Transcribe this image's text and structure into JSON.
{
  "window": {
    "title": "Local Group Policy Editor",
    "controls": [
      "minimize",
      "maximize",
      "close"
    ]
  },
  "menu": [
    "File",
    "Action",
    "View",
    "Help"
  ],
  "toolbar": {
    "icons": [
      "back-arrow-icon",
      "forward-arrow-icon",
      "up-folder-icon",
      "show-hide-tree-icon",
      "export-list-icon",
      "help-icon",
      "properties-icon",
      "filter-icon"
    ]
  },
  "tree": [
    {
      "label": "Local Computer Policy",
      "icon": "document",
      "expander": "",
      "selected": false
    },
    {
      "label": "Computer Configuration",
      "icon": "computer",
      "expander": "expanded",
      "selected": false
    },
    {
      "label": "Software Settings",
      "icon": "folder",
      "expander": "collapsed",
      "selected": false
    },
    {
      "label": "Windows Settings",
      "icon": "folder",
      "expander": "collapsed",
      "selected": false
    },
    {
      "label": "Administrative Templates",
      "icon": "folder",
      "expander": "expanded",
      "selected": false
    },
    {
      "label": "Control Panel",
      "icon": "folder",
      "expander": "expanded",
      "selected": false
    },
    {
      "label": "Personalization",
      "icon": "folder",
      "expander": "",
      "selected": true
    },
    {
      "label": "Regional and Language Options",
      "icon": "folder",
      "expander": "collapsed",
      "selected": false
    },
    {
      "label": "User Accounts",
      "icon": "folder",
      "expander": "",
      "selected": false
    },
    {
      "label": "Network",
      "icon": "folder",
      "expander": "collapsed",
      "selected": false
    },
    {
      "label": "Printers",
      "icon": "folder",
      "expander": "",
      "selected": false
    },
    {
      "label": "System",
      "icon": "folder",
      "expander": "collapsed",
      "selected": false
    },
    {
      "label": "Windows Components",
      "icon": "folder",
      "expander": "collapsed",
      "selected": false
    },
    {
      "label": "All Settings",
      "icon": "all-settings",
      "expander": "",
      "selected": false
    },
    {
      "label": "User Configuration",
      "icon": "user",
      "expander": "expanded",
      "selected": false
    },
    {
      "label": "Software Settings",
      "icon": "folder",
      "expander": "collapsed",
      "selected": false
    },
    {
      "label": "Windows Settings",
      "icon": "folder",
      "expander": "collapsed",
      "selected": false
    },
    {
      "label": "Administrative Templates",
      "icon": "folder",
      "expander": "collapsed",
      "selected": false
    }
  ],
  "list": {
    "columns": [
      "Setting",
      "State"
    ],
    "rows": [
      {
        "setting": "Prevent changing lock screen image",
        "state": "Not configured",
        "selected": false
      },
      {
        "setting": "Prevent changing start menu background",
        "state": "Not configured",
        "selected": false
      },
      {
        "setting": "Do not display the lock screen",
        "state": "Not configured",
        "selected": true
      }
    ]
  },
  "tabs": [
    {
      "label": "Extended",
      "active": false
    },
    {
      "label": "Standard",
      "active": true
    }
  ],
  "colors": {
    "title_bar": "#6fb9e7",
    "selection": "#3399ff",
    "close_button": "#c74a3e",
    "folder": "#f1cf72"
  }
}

____________________

Could you reproduce every record above exactly as it appears?

Answer for this exercise:
Transcribe this image's text and structure into JSON.
{
  "window": {
    "title": "Local Group Policy Editor",
    "controls": [
      "minimize",
      "maximize",
      "close"
    ]
  },
  "menu": [
    "File",
    "Action",
    "View",
    "Help"
  ],
  "toolbar": {
    "icons": [
      "back-arrow-icon",
      "forward-arrow-icon",
      "up-folder-icon",
      "show-hide-tree-icon",
      "export-list-icon",
      "help-icon",
      "properties-icon",
      "filter-icon"
    ]
  },
  "tree": [
    {
      "label": "Local Computer Policy",
      "icon": "document",
      "expander": "",
      "selected": false
    },
    {
      "label": "Computer Configuration",
      "icon": "computer",
      "expander": "expanded",
      "selected": false
    },
    {
      "label": "Software Settings",
      "icon": "folder",
      "expander": "collapsed",
      "selected": false
    },
    {
      "label": "Windows Settings",
      "icon": "folder",
      "expander": "collapsed",
      "selected": false
    },
    {
      "label": "Administrative Templates",
      "icon": "folder",
      "expander": "expanded",
      "selected": false
    },
    {
      "label": "Control Panel",
      "icon": "folder",
      "expander": "expanded",
      "selected": false
    },
    {
      "label": "Personalization",
      "icon": "folder",
      "expander": "",
      "selected": true
    },
    {
      "label": "Regional and Language Options",
      "icon": "folder",
      "expander": "collapsed",
      "selected": false
    },
    {
      "label": "User Accounts",
      "icon": "folder",
      "expander": "",
      "selected": false
    },
    {
      "label": "Network",
      "icon": "folder",
      "expander": "collapsed",
      "selected": false
    },
    {
      "label": "Printers",
      "icon": "folder",
      "expander": "",
      "selected": false
    },
    {
      "label": "System",
      "icon": "folder",
      "expander": "collapsed",
      "selected": false
    },
    {
      "label": "Windows Components",
      "icon": "folder",
      "expander": "collapsed",
      "selected": false
    },
    {
      "label": "All Settings",
      "icon": "all-settings",
      "expander": "",
      "selected": false
    },
    {
      "label": "User Configuration",
      "icon": "user",
      "expander": "expanded",
      "selected": false
    },
    {
      "label": "Software Settings",
      "icon": "folder",
      "expander": "collapsed",
      "selected": false
    },
    {
      "label": "Windows Settings",
      "icon": "folder",
      "expander": "collapsed",
      "selected": false
    },
    {
      "label": "Administrative Templates",
      "icon": "folder",
      "expander": "collapsed",
      "selected": false
    }
  ],
  "list": {
    "columns": [
      "Setting",
      "State"
    ],
    "rows": [
      {
        "setting": "Prevent changing lock screen image",
        "state": "Not configured",
        "selected": false
      },
      {
        "setting": "Prevent changing start menu background",
        "state": "Not configured",
        "selected": false
      },
      {
        "setting": "Do not display the lock screen",
        "state": "Not configured",
        "selected": true
      }
    ]
  },
  "tabs": [
    {
      "label": "Extended",
      "active": false
    },
    {
      "label": "Standard",
      "active": true
    }
  ],
  "colors": {
    "title_bar": "#6fb9e7",
    "selection": "#3399ff",
    "close_button": "#c74a3e",
    "folder": "#f1cf72"
  }
}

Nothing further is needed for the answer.